[BEGIN RECORDS SUPPLIED]

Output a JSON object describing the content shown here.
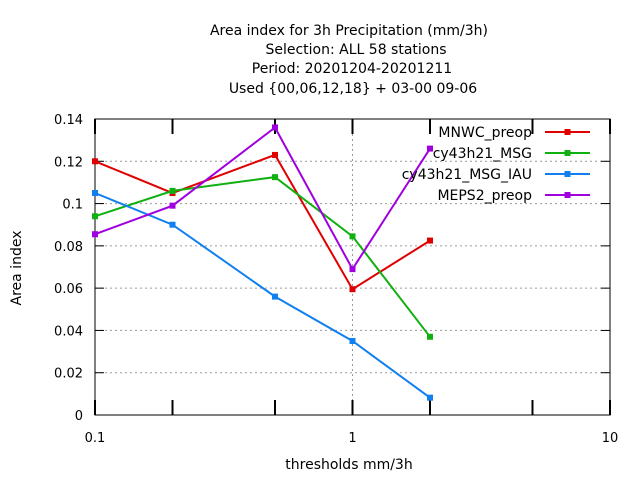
{
  "chart_data": {
    "type": "line",
    "title_lines": [
      "Area index  for 3h Precipitation (mm/3h)",
      "Selection: ALL     58 stations",
      "Period: 20201204-20201211",
      "Used {00,06,12,18} + 03-00 09-06"
    ],
    "xlabel": "thresholds mm/3h",
    "ylabel": "Area index",
    "x_scale": "log",
    "xlim": [
      0.1,
      10
    ],
    "ylim": [
      0,
      0.14
    ],
    "x_ticks": [
      0.1,
      1,
      10
    ],
    "x_tick_labels": [
      "0.1",
      "1",
      "10"
    ],
    "x_minor_ticks": [
      0.2,
      0.5,
      2,
      5
    ],
    "y_ticks": [
      0,
      0.02,
      0.04,
      0.06,
      0.08,
      0.1,
      0.12,
      0.14
    ],
    "y_tick_labels": [
      "0",
      "0.02",
      "0.04",
      "0.06",
      "0.08",
      "0.1",
      "0.12",
      "0.14"
    ],
    "grid": true,
    "legend_position": "top-right",
    "x": [
      0.1,
      0.2,
      0.5,
      1,
      2
    ],
    "series": [
      {
        "name": "MNWC_preop",
        "color": "#e00000",
        "values": [
          0.12,
          0.105,
          0.123,
          0.0595,
          0.0825
        ]
      },
      {
        "name": "cy43h21_MSG",
        "color": "#10b010",
        "values": [
          0.094,
          0.106,
          0.1125,
          0.0845,
          0.037
        ]
      },
      {
        "name": "cy43h21_MSG_IAU",
        "color": "#1080f0",
        "values": [
          0.105,
          0.09,
          0.056,
          0.035,
          0.0082
        ]
      },
      {
        "name": "MEPS2_preop",
        "color": "#a000e0",
        "values": [
          0.0855,
          0.099,
          0.136,
          0.069,
          0.126
        ]
      }
    ]
  }
}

[END RECORDS SUPPLIED]

● **JOB**
Make an exact copy of the data, leaving its pictures out.

● **RESULT FOR THIS EXERCISE**
Output a JSON object describing the content shown here.
{
  "chart_data": {
    "type": "line",
    "title_lines": [
      "Area index  for 3h Precipitation (mm/3h)",
      "Selection: ALL     58 stations",
      "Period: 20201204-20201211",
      "Used {00,06,12,18} + 03-00 09-06"
    ],
    "xlabel": "thresholds mm/3h",
    "ylabel": "Area index",
    "x_scale": "log",
    "xlim": [
      0.1,
      10
    ],
    "ylim": [
      0,
      0.14
    ],
    "x_ticks": [
      0.1,
      1,
      10
    ],
    "x_tick_labels": [
      "0.1",
      "1",
      "10"
    ],
    "x_minor_ticks": [
      0.2,
      0.5,
      2,
      5
    ],
    "y_ticks": [
      0,
      0.02,
      0.04,
      0.06,
      0.08,
      0.1,
      0.12,
      0.14
    ],
    "y_tick_labels": [
      "0",
      "0.02",
      "0.04",
      "0.06",
      "0.08",
      "0.1",
      "0.12",
      "0.14"
    ],
    "grid": true,
    "legend_position": "top-right",
    "x": [
      0.1,
      0.2,
      0.5,
      1,
      2
    ],
    "series": [
      {
        "name": "MNWC_preop",
        "color": "#e00000",
        "values": [
          0.12,
          0.105,
          0.123,
          0.0595,
          0.0825
        ]
      },
      {
        "name": "cy43h21_MSG",
        "color": "#10b010",
        "values": [
          0.094,
          0.106,
          0.1125,
          0.0845,
          0.037
        ]
      },
      {
        "name": "cy43h21_MSG_IAU",
        "color": "#1080f0",
        "values": [
          0.105,
          0.09,
          0.056,
          0.035,
          0.0082
        ]
      },
      {
        "name": "MEPS2_preop",
        "color": "#a000e0",
        "values": [
          0.0855,
          0.099,
          0.136,
          0.069,
          0.126
        ]
      }
    ]
  }
}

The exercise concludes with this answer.